Задание A: Воспроизведите дословно весь отрывок о Джойсе в начале Первой мировой войны.

Глава двадцать вторая ВОЙНА, ИЗГНАНИЕ, ДРУЗЬЯ
Глава двадцать вторая ВОЙНА, ИЗГНАНИЕ, ДРУЗЬЯ
When time began to rant and rage…[91]
Первая мировая война ударила и по писателям, жившим за границей.
Джойса она в изрядной мере застала врасплох. Он только что закончил «Портрет художника в юности», начал «Изгнанников» и собирал заметки для «Улисса». Когда 28 июля 1914 года Австрия объявила войну Сербии, он с Джорджо поспешил к британскому консулу, но получил заверения, что никаких оснований для беспокойства нет. Затем он зашел к Борису Фурлану, жившему рядом с итальянским консульством, чтобы посоветоваться. Фурлан как раз был настроен весьма пессимистично, предполагая, что война затянется надолго, но Джойс поделился услышанным в консульстве и настойчиво успокаивал себя, когда вдруг толпа окружила консульство и люди рванулись к флагштоку, чтобы сдернуть флаг Италии. Почти немедленно перед консульством выстроился взвод солдат.

Задание B: Выпишите без изменений строки записей от строки с «particle bbox=[1016, 610, 1019, 612]» до строки с «particle bbox=[226, 28, 233, 31]» включительно.

Записи элементов и координат:
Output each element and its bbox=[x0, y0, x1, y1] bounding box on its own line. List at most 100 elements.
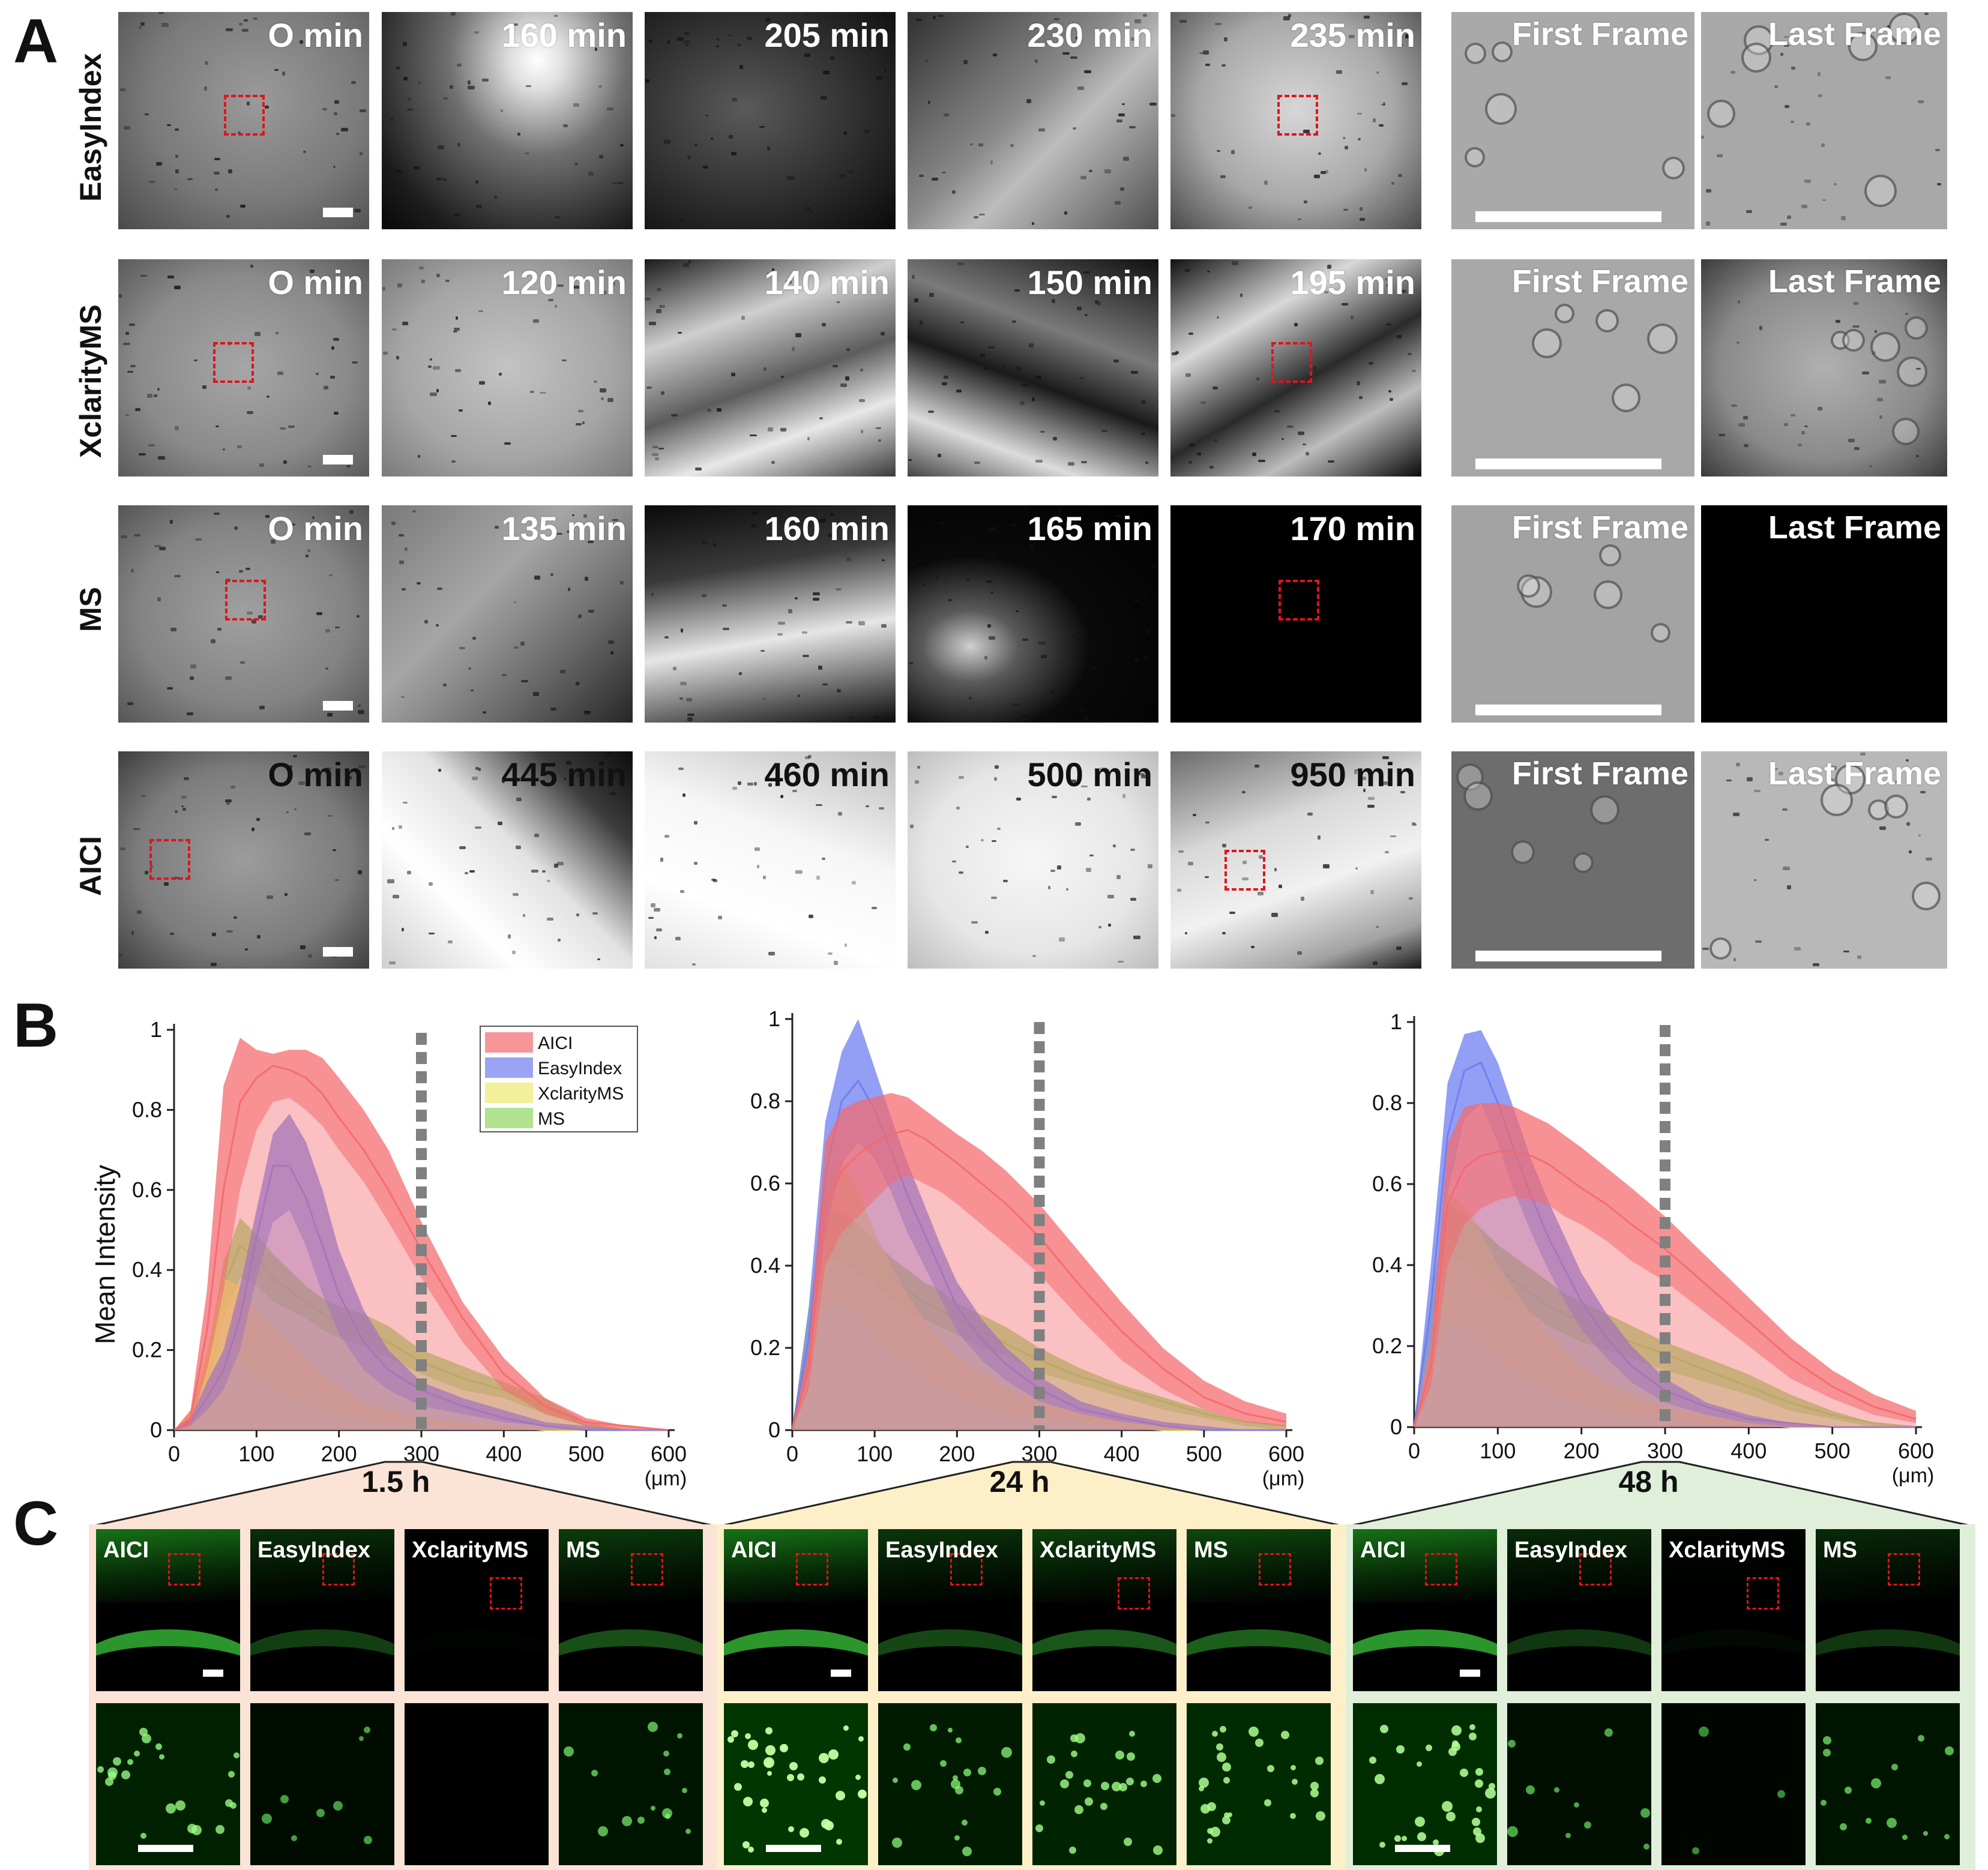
particle bbox=[1016, 610, 1019, 612]
neuron bbox=[1507, 1826, 1518, 1837]
particle bbox=[175, 169, 179, 173]
particle bbox=[805, 756, 810, 759]
particle bbox=[997, 828, 1001, 830]
neuron bbox=[789, 1762, 798, 1770]
particle bbox=[226, 215, 230, 218]
particle bbox=[771, 461, 775, 464]
particle bbox=[335, 627, 340, 628]
particle bbox=[686, 698, 692, 702]
particle bbox=[1080, 176, 1086, 179]
neuron bbox=[893, 1778, 898, 1783]
particle bbox=[684, 40, 690, 44]
neuron bbox=[175, 1800, 185, 1811]
series-band-easyindex bbox=[792, 1019, 1286, 1430]
particle bbox=[1813, 963, 1819, 966]
time-group-label: 24 h bbox=[989, 1465, 1050, 1499]
particle bbox=[944, 113, 949, 116]
particle bbox=[516, 846, 521, 849]
particle bbox=[1779, 772, 1783, 775]
particle bbox=[1073, 127, 1076, 130]
particle bbox=[244, 19, 248, 22]
particle bbox=[833, 365, 838, 367]
neuron bbox=[963, 1769, 971, 1776]
particle bbox=[412, 510, 416, 513]
particle bbox=[226, 28, 233, 31]
particle bbox=[1014, 289, 1020, 292]
particle bbox=[990, 160, 993, 164]
particle bbox=[869, 47, 872, 50]
x-tick-label: 500 bbox=[1186, 1442, 1222, 1466]
particle bbox=[289, 523, 295, 526]
particle bbox=[1774, 85, 1778, 88]
particle bbox=[1381, 104, 1385, 106]
particle bbox=[1190, 443, 1195, 446]
particle bbox=[1391, 182, 1394, 185]
particle bbox=[1021, 384, 1028, 386]
neuron bbox=[1417, 1761, 1422, 1767]
particle bbox=[214, 172, 220, 175]
neuron bbox=[1396, 1745, 1405, 1754]
particle bbox=[1229, 912, 1235, 914]
roi-box bbox=[1224, 850, 1265, 891]
particle bbox=[1097, 301, 1101, 305]
neuron bbox=[748, 1740, 758, 1750]
neuron bbox=[1415, 1817, 1425, 1827]
particle bbox=[468, 80, 471, 85]
particle bbox=[334, 412, 339, 415]
particle bbox=[952, 190, 956, 194]
particle bbox=[1274, 868, 1277, 871]
particle bbox=[1362, 777, 1366, 780]
neuron bbox=[134, 1751, 140, 1757]
neuron bbox=[1426, 1745, 1432, 1751]
particle bbox=[131, 569, 134, 573]
particle bbox=[823, 71, 830, 74]
neuron bbox=[787, 1774, 794, 1781]
particle bbox=[1702, 948, 1709, 950]
particle bbox=[966, 579, 969, 580]
neuron bbox=[748, 1761, 755, 1768]
neuron bbox=[956, 1737, 962, 1743]
particle bbox=[1730, 71, 1735, 74]
particle bbox=[645, 298, 651, 301]
particle bbox=[1172, 352, 1177, 355]
zoom-tile bbox=[1816, 1703, 1960, 1865]
scale-bar bbox=[1395, 1845, 1450, 1852]
particle bbox=[159, 547, 166, 550]
neuron bbox=[1402, 1836, 1407, 1841]
particle bbox=[312, 516, 315, 519]
particle bbox=[267, 895, 273, 899]
particle bbox=[433, 366, 440, 370]
neuron bbox=[727, 1736, 734, 1743]
particle bbox=[592, 912, 598, 915]
particle bbox=[1022, 639, 1028, 641]
particle bbox=[357, 615, 360, 618]
particle bbox=[436, 389, 439, 392]
series-mean-aici bbox=[1413, 1150, 1917, 1428]
particle bbox=[167, 124, 171, 126]
particle bbox=[1854, 447, 1860, 450]
particle bbox=[1324, 291, 1328, 293]
particle bbox=[612, 519, 618, 521]
time-group-outline bbox=[1346, 1461, 1975, 1527]
particle bbox=[531, 870, 538, 873]
x-unit-label: (μm) bbox=[645, 1467, 687, 1490]
particle bbox=[1852, 325, 1860, 328]
particle bbox=[182, 808, 186, 811]
neuron bbox=[734, 1783, 742, 1791]
x-unit-label: (μm) bbox=[1892, 1464, 1935, 1487]
neuron bbox=[105, 1778, 113, 1786]
particle bbox=[1032, 222, 1034, 225]
particle bbox=[978, 143, 983, 146]
particle bbox=[1304, 200, 1307, 203]
particle bbox=[875, 716, 879, 719]
particle bbox=[526, 85, 531, 87]
particle bbox=[228, 169, 232, 173]
first-frame-tile: First Frame bbox=[1451, 505, 1694, 723]
particle bbox=[852, 881, 856, 885]
particle bbox=[474, 31, 479, 34]
particle bbox=[816, 804, 822, 806]
particle bbox=[205, 61, 208, 65]
particle bbox=[358, 710, 364, 714]
neuron bbox=[316, 1809, 325, 1817]
particle bbox=[1774, 768, 1778, 770]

Письменный ответ A:
Глава двадцать вторая ВОЙНА, ИЗГНАНИЕ, ДРУЗЬЯ
Глава двадцать вторая ВОЙНА, ИЗГНАНИЕ, ДРУЗЬЯ
When time began to rant and rage…[91]
Первая мировая война ударила и по писателям, жившим за границей.
Джойса она в изрядной мере застала врасплох. Он только что закончил «Портрет художника в юности», начал «Изгнанников» и собирал заметки для «Улисса». Когда 28 июля 1914 года Австрия объявила войну Сербии, он с Джорджо поспешил к британскому консулу, но получил заверения, что никаких оснований для беспокойства нет. Затем он зашел к Борису Фурлану, жившему рядом с итальянским консульством, чтобы посоветоваться. Фурлан как раз был настроен весьма пессимистично, предполагая, что война затянется надолго, но Джойс поделился услышанным в консульстве и настойчиво успокаивал себя, когда вдруг толпа окружила консульство и люди рванулись к флагштоку, чтобы сдернуть флаг Италии. Почти немедленно перед консульством выстроился взвод солдат.

Письменный ответ B:
particle bbox=[1016, 610, 1019, 612]
neuron bbox=[1507, 1826, 1518, 1837]
particle bbox=[175, 169, 179, 173]
particle bbox=[805, 756, 810, 759]
particle bbox=[997, 828, 1001, 830]
neuron bbox=[789, 1762, 798, 1770]
particle bbox=[226, 215, 230, 218]
particle bbox=[771, 461, 775, 464]
particle bbox=[335, 627, 340, 628]
particle bbox=[686, 698, 692, 702]
particle bbox=[1080, 176, 1086, 179]
neuron bbox=[893, 1778, 898, 1783]
particle bbox=[684, 40, 690, 44]
neuron bbox=[175, 1800, 185, 1811]
series-band-easyindex bbox=[792, 1019, 1286, 1430]
particle bbox=[1813, 963, 1819, 966]
time-group-label: 24 h bbox=[989, 1465, 1050, 1499]
particle bbox=[944, 113, 949, 116]
particle bbox=[516, 846, 521, 849]
particle bbox=[1779, 772, 1783, 775]
particle bbox=[1073, 127, 1076, 130]
particle bbox=[244, 19, 248, 22]
particle bbox=[833, 365, 838, 367]
neuron bbox=[963, 1769, 971, 1776]
particle bbox=[412, 510, 416, 513]
particle bbox=[226, 28, 233, 31]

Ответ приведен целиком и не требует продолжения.